Objective →
Can the data below be set down again exactly, line for line?

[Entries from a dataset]
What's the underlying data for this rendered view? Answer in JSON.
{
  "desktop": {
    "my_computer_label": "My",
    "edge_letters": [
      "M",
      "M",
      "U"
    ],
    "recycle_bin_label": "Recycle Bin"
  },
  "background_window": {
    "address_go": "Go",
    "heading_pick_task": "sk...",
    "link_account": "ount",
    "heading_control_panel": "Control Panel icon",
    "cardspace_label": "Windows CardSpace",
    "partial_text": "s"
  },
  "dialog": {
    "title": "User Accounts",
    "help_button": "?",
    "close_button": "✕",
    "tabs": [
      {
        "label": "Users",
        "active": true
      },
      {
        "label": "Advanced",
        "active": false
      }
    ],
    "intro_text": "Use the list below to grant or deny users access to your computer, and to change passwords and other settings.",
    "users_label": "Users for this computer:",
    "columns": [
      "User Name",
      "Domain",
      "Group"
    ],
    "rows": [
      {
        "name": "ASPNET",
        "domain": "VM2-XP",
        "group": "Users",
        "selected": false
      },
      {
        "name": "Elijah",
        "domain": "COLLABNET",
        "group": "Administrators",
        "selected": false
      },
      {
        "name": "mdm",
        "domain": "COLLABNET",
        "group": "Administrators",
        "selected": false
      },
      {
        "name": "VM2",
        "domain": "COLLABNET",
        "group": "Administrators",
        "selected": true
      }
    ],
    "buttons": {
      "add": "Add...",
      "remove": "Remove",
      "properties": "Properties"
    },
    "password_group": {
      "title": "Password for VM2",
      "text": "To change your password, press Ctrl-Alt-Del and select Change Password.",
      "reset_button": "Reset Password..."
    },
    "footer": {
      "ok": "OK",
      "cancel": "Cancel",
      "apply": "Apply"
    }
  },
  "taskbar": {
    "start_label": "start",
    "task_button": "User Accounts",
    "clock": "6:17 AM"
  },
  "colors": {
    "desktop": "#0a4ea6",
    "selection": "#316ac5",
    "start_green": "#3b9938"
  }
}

Expected answer →
What's the underlying data for this rendered view? Answer in JSON.
{
  "desktop": {
    "my_computer_label": "My",
    "edge_letters": [
      "M",
      "M",
      "U"
    ],
    "recycle_bin_label": "Recycle Bin"
  },
  "background_window": {
    "address_go": "Go",
    "heading_pick_task": "sk...",
    "link_account": "ount",
    "heading_control_panel": "Control Panel icon",
    "cardspace_label": "Windows CardSpace",
    "partial_text": "s"
  },
  "dialog": {
    "title": "User Accounts",
    "help_button": "?",
    "close_button": "✕",
    "tabs": [
      {
        "label": "Users",
        "active": true
      },
      {
        "label": "Advanced",
        "active": false
      }
    ],
    "intro_text": "Use the list below to grant or deny users access to your computer, and to change passwords and other settings.",
    "users_label": "Users for this computer:",
    "columns": [
      "User Name",
      "Domain",
      "Group"
    ],
    "rows": [
      {
        "name": "ASPNET",
        "domain": "VM2-XP",
        "group": "Users",
        "selected": false
      },
      {
        "name": "Elijah",
        "domain": "COLLABNET",
        "group": "Administrators",
        "selected": false
      },
      {
        "name": "mdm",
        "domain": "COLLABNET",
        "group": "Administrators",
        "selected": false
      },
      {
        "name": "VM2",
        "domain": "COLLABNET",
        "group": "Administrators",
        "selected": true
      }
    ],
    "buttons": {
      "add": "Add...",
      "remove": "Remove",
      "properties": "Properties"
    },
    "password_group": {
      "title": "Password for VM2",
      "text": "To change your password, press Ctrl-Alt-Del and select Change Password.",
      "reset_button": "Reset Password..."
    },
    "footer": {
      "ok": "OK",
      "cancel": "Cancel",
      "apply": "Apply"
    }
  },
  "taskbar": {
    "start_label": "start",
    "task_button": "User Accounts",
    "clock": "6:17 AM"
  },
  "colors": {
    "desktop": "#0a4ea6",
    "selection": "#316ac5",
    "start_green": "#3b9938"
  }
}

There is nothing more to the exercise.